> **EXERCISE INSTRUCTIONS**: What follows is a block of records; restate each one word for word.

> **THE INPUT**:
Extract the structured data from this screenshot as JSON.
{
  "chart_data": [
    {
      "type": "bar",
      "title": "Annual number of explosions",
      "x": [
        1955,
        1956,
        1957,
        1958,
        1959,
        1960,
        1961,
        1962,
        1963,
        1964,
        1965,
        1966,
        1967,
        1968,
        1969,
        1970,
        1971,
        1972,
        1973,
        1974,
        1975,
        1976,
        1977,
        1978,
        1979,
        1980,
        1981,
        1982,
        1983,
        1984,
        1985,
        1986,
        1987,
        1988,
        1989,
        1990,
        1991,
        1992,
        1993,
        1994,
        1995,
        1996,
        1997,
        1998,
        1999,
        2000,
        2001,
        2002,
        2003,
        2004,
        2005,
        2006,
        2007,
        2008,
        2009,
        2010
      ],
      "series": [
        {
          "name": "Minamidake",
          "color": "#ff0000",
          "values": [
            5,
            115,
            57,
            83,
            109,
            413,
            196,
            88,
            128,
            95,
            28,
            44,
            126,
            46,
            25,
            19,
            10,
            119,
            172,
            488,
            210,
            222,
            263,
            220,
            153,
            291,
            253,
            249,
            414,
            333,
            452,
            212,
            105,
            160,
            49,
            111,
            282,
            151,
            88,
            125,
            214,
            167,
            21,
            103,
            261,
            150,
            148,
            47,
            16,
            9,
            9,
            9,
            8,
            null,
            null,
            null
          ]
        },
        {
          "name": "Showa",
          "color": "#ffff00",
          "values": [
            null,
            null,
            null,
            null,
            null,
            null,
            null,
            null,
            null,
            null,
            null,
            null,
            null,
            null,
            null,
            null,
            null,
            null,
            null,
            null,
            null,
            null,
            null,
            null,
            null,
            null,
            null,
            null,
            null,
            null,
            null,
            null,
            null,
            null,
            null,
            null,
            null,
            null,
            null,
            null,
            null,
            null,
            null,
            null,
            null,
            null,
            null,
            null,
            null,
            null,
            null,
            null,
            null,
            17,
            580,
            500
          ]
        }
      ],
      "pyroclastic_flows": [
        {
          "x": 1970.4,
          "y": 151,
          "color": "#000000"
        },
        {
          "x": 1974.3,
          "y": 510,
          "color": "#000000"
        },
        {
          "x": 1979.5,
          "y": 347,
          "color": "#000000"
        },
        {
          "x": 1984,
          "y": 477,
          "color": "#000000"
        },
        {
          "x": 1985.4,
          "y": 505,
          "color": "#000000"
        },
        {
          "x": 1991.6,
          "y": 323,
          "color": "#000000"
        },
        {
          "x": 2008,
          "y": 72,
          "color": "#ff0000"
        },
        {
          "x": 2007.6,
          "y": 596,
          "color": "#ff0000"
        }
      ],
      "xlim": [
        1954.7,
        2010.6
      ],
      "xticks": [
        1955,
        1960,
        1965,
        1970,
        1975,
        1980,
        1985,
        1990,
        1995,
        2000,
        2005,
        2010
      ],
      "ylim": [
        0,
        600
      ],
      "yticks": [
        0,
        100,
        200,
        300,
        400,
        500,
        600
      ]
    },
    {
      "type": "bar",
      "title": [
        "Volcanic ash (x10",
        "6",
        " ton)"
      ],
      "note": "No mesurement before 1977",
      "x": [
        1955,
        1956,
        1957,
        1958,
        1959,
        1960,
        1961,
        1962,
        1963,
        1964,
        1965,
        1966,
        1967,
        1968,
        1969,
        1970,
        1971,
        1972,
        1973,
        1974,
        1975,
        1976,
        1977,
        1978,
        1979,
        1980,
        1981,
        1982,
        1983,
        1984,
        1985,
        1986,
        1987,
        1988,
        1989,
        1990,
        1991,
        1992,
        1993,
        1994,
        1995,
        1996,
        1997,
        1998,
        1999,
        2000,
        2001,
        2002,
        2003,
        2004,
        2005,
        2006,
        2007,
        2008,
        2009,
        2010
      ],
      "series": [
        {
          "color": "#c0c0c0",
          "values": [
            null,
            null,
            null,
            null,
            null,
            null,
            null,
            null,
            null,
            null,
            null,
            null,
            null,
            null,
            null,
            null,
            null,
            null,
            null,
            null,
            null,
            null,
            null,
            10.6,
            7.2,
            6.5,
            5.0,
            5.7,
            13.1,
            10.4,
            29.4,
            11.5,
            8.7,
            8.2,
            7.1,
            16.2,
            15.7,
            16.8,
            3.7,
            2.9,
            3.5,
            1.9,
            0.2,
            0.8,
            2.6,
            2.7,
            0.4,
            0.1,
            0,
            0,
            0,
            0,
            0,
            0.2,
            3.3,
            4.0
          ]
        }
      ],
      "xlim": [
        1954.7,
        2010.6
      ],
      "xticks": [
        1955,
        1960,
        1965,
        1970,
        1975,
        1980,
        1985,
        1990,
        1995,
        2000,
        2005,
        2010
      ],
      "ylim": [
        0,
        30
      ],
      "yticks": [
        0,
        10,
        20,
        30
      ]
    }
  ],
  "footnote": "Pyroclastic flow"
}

> **ANSWER**:
Extract the structured data from this screenshot as JSON.
{
  "chart_data": [
    {
      "type": "bar",
      "title": "Annual number of explosions",
      "x": [
        1955,
        1956,
        1957,
        1958,
        1959,
        1960,
        1961,
        1962,
        1963,
        1964,
        1965,
        1966,
        1967,
        1968,
        1969,
        1970,
        1971,
        1972,
        1973,
        1974,
        1975,
        1976,
        1977,
        1978,
        1979,
        1980,
        1981,
        1982,
        1983,
        1984,
        1985,
        1986,
        1987,
        1988,
        1989,
        1990,
        1991,
        1992,
        1993,
        1994,
        1995,
        1996,
        1997,
        1998,
        1999,
        2000,
        2001,
        2002,
        2003,
        2004,
        2005,
        2006,
        2007,
        2008,
        2009,
        2010
      ],
      "series": [
        {
          "name": "Minamidake",
          "color": "#ff0000",
          "values": [
            5,
            115,
            57,
            83,
            109,
            413,
            196,
            88,
            128,
            95,
            28,
            44,
            126,
            46,
            25,
            19,
            10,
            119,
            172,
            488,
            210,
            222,
            263,
            220,
            153,
            291,
            253,
            249,
            414,
            333,
            452,
            212,
            105,
            160,
            49,
            111,
            282,
            151,
            88,
            125,
            214,
            167,
            21,
            103,
            261,
            150,
            148,
            47,
            16,
            9,
            9,
            9,
            8,
            null,
            null,
            null
          ]
        },
        {
          "name": "Showa",
          "color": "#ffff00",
          "values": [
            null,
            null,
            null,
            null,
            null,
            null,
            null,
            null,
            null,
            null,
            null,
            null,
            null,
            null,
            null,
            null,
            null,
            null,
            null,
            null,
            null,
            null,
            null,
            null,
            null,
            null,
            null,
            null,
            null,
            null,
            null,
            null,
            null,
            null,
            null,
            null,
            null,
            null,
            null,
            null,
            null,
            null,
            null,
            null,
            null,
            null,
            null,
            null,
            null,
            null,
            null,
            null,
            null,
            17,
            580,
            500
          ]
        }
      ],
      "pyroclastic_flows": [
        {
          "x": 1970.4,
          "y": 151,
          "color": "#000000"
        },
        {
          "x": 1974.3,
          "y": 510,
          "color": "#000000"
        },
        {
          "x": 1979.5,
          "y": 347,
          "color": "#000000"
        },
        {
          "x": 1984,
          "y": 477,
          "color": "#000000"
        },
        {
          "x": 1985.4,
          "y": 505,
          "color": "#000000"
        },
        {
          "x": 1991.6,
          "y": 323,
          "color": "#000000"
        },
        {
          "x": 2008,
          "y": 72,
          "color": "#ff0000"
        },
        {
          "x": 2007.6,
          "y": 596,
          "color": "#ff0000"
        }
      ],
      "xlim": [
        1954.7,
        2010.6
      ],
      "xticks": [
        1955,
        1960,
        1965,
        1970,
        1975,
        1980,
        1985,
        1990,
        1995,
        2000,
        2005,
        2010
      ],
      "ylim": [
        0,
        600
      ],
      "yticks": [
        0,
        100,
        200,
        300,
        400,
        500,
        600
      ]
    },
    {
      "type": "bar",
      "title": [
        "Volcanic ash (x10",
        "6",
        " ton)"
      ],
      "note": "No mesurement before 1977",
      "x": [
        1955,
        1956,
        1957,
        1958,
        1959,
        1960,
        1961,
        1962,
        1963,
        1964,
        1965,
        1966,
        1967,
        1968,
        1969,
        1970,
        1971,
        1972,
        1973,
        1974,
        1975,
        1976,
        1977,
        1978,
        1979,
        1980,
        1981,
        1982,
        1983,
        1984,
        1985,
        1986,
        1987,
        1988,
        1989,
        1990,
        1991,
        1992,
        1993,
        1994,
        1995,
        1996,
        1997,
        1998,
        1999,
        2000,
        2001,
        2002,
        2003,
        2004,
        2005,
        2006,
        2007,
        2008,
        2009,
        2010
      ],
      "series": [
        {
          "color": "#c0c0c0",
          "values": [
            null,
            null,
            null,
            null,
            null,
            null,
            null,
            null,
            null,
            null,
            null,
            null,
            null,
            null,
            null,
            null,
            null,
            null,
            null,
            null,
            null,
            null,
            null,
            10.6,
            7.2,
            6.5,
            5.0,
            5.7,
            13.1,
            10.4,
            29.4,
            11.5,
            8.7,
            8.2,
            7.1,
            16.2,
            15.7,
            16.8,
            3.7,
            2.9,
            3.5,
            1.9,
            0.2,
            0.8,
            2.6,
            2.7,
            0.4,
            0.1,
            0,
            0,
            0,
            0,
            0,
            0.2,
            3.3,
            4.0
          ]
        }
      ],
      "xlim": [
        1954.7,
        2010.6
      ],
      "xticks": [
        1955,
        1960,
        1965,
        1970,
        1975,
        1980,
        1985,
        1990,
        1995,
        2000,
        2005,
        2010
      ],
      "ylim": [
        0,
        30
      ],
      "yticks": [
        0,
        10,
        20,
        30
      ]
    }
  ],
  "footnote": "Pyroclastic flow"
}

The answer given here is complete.